===== Data rows
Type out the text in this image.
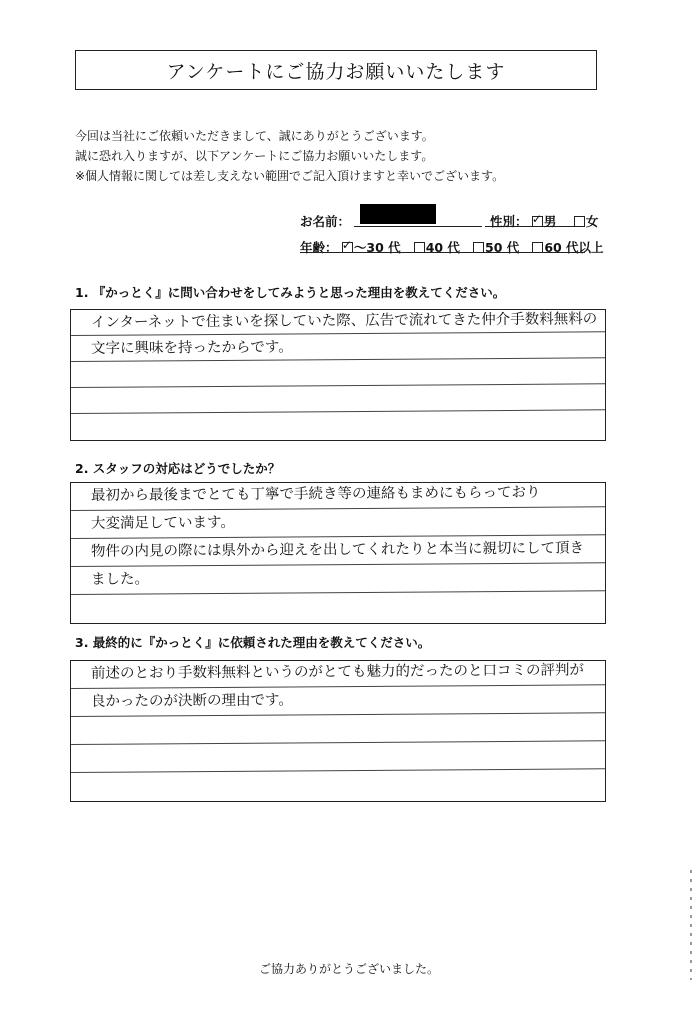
アンケートにご協力お願いいたします
今回は当社にご依頼いただきまして、誠にありがとうございます。
誠に恐れ入りますが、以下アンケートにご協力お願いいたします。
※個人情報に関しては差し支えない範囲でご記入頂けますと幸いでございます。
お名前：	性別： ✓ 男 女
年齢： ✓ ～30 代 40 代 50 代 60 代以上
1. 『かっとく』に問い合わせをしてみようと思った理由を教えてください。
インターネットで住まいを探していた際、広告で流れてきた仲介手数料無料の
文字に興味を持ったからです。
2. スタッフの対応はどうでしたか？
最初から最後までとても丁寧で手続き等の連絡もまめにもらっており
大変満足しています。
物件の内見の際には県外から迎えを出してくれたりと本当に親切にして頂き
ました。
3. 最終的に『かっとく』に依頼された理由を教えてください。
前述のとおり手数料無料というのがとても魅力的だったのと口コミの評判が
良かったのが決断の理由です。
ご協力ありがとうございました。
==========
• **Exercise description**: Repeat all of the entries word for word, but omit the pictures.

• **Result of this exercise**:
Type out the text in this image.
アンケートにご協力お願いいたします
今回は当社にご依頼いただきまして、誠にありがとうございます。
誠に恐れ入りますが、以下アンケートにご協力お願いいたします。
※個人情報に関しては差し支えない範囲でご記入頂けますと幸いでございます。
お名前：	性別： ✓ 男 女
年齢： ✓ ～30 代 40 代 50 代 60 代以上
1. 『かっとく』に問い合わせをしてみようと思った理由を教えてください。
インターネットで住まいを探していた際、広告で流れてきた仲介手数料無料の
文字に興味を持ったからです。
2. スタッフの対応はどうでしたか？
最初から最後までとても丁寧で手続き等の連絡もまめにもらっており
大変満足しています。
物件の内見の際には県外から迎えを出してくれたりと本当に親切にして頂き
ました。
3. 最終的に『かっとく』に依頼された理由を教えてください。
前述のとおり手数料無料というのがとても魅力的だったのと口コミの評判が
良かったのが決断の理由です。
ご協力ありがとうございました。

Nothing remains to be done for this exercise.